◆ **EXERCISE AIM**: Determine the number of lines in these entries that hold the word "Range". Give the number and nothing more.

:::::

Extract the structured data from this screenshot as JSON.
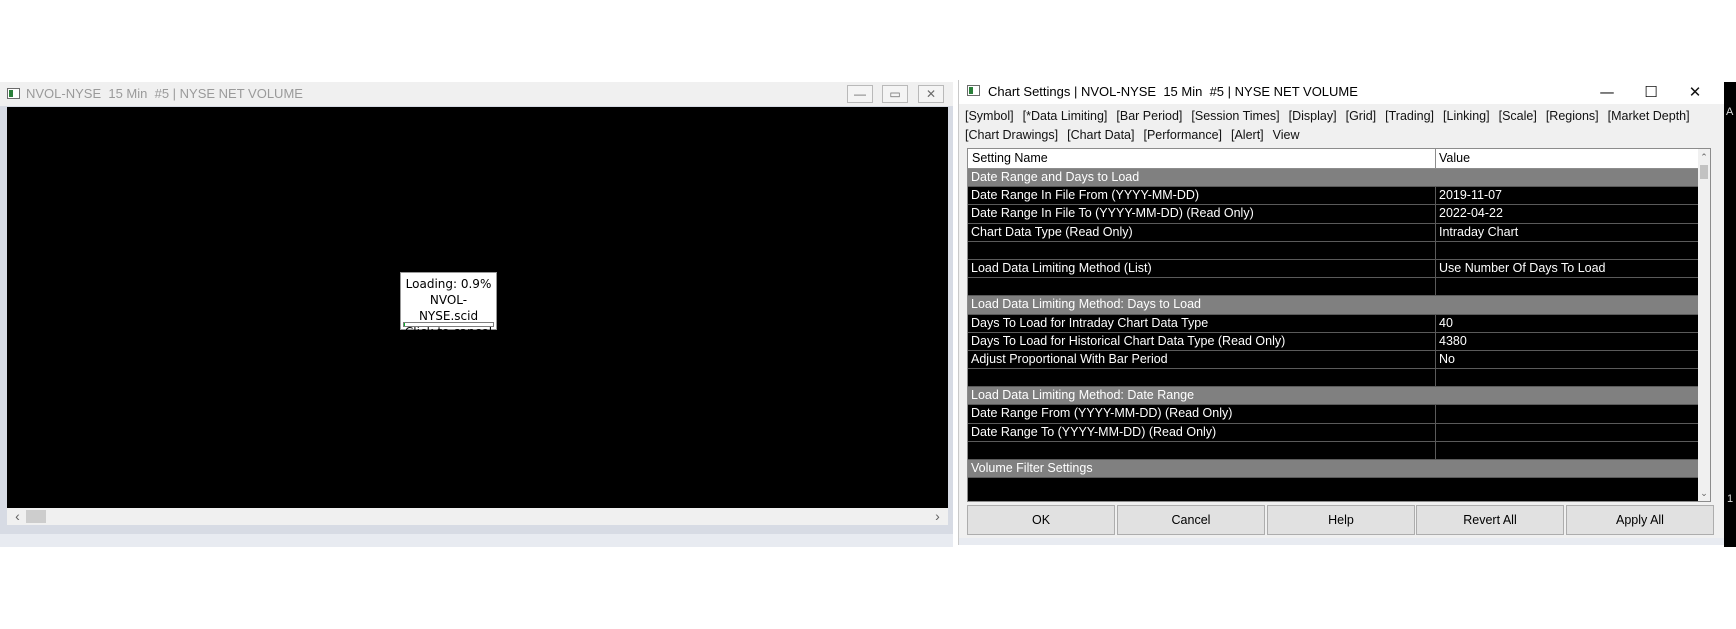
{
  "chart_window": {
    "title": "NVOL-NYSE  15 Min  #5 | NYSE NET VOLUME",
    "controls": {
      "minimize": "—",
      "restore": "▭",
      "close": "✕"
    },
    "loading": {
      "line1": "Loading: 0.9%",
      "line2": "NVOL-NYSE.scid",
      "line3": "Click to cancel",
      "progress_fraction": 0.009
    },
    "scroll": {
      "left": "‹",
      "right": "›"
    }
  },
  "dialog": {
    "title": "Chart Settings | NVOL-NYSE  15 Min  #5 | NYSE NET VOLUME",
    "window_buttons": {
      "minimize": "—",
      "maximize": "☐",
      "close": "✕"
    },
    "tabs_row1": [
      "[Symbol]",
      "[*Data Limiting]",
      "[Bar Period]",
      "[Session Times]",
      "[Display]",
      "[Grid]",
      "[Trading]",
      "[Linking]",
      "[Scale]",
      "[Regions]",
      "[Market Depth]"
    ],
    "tabs_row2": [
      "[Chart Drawings]",
      "[Chart Data]",
      "[Performance]",
      "[Alert]",
      "View"
    ],
    "grid": {
      "col_name": "Setting Name",
      "col_value": "Value",
      "rows": [
        {
          "type": "section",
          "name": "Date Range and Days to Load",
          "value": ""
        },
        {
          "type": "item",
          "name": "Date Range In File From (YYYY-MM-DD)",
          "value": "2019-11-07"
        },
        {
          "type": "item",
          "name": "Date Range In File To (YYYY-MM-DD) (Read Only)",
          "value": "2022-04-22"
        },
        {
          "type": "item",
          "name": "Chart Data Type (Read Only)",
          "value": "Intraday Chart"
        },
        {
          "type": "item",
          "name": "",
          "value": ""
        },
        {
          "type": "item",
          "name": "Load Data Limiting Method (List)",
          "value": "Use Number Of Days To Load"
        },
        {
          "type": "item",
          "name": "",
          "value": ""
        },
        {
          "type": "section",
          "name": "Load Data Limiting Method: Days to Load",
          "value": ""
        },
        {
          "type": "item",
          "name": "Days To Load for Intraday Chart Data Type",
          "value": "40"
        },
        {
          "type": "item",
          "name": "Days To Load for Historical Chart Data Type (Read Only)",
          "value": "4380"
        },
        {
          "type": "item",
          "name": "Adjust Proportional With Bar Period",
          "value": "No"
        },
        {
          "type": "item",
          "name": "",
          "value": ""
        },
        {
          "type": "section",
          "name": "Load Data Limiting Method: Date Range",
          "value": ""
        },
        {
          "type": "item",
          "name": "Date Range From (YYYY-MM-DD) (Read Only)",
          "value": ""
        },
        {
          "type": "item",
          "name": "Date Range To (YYYY-MM-DD) (Read Only)",
          "value": ""
        },
        {
          "type": "item",
          "name": "",
          "value": ""
        },
        {
          "type": "section",
          "name": "Volume Filter Settings",
          "value": ""
        }
      ]
    },
    "buttons": {
      "ok": "OK",
      "cancel": "Cancel",
      "help": "Help",
      "revert_all": "Revert All",
      "apply_all": "Apply All"
    }
  },
  "edge": {
    "top_text": "A",
    "bottom_text": "1"
  }
}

:::::

◆ **SOLVED PROBLEM**: 6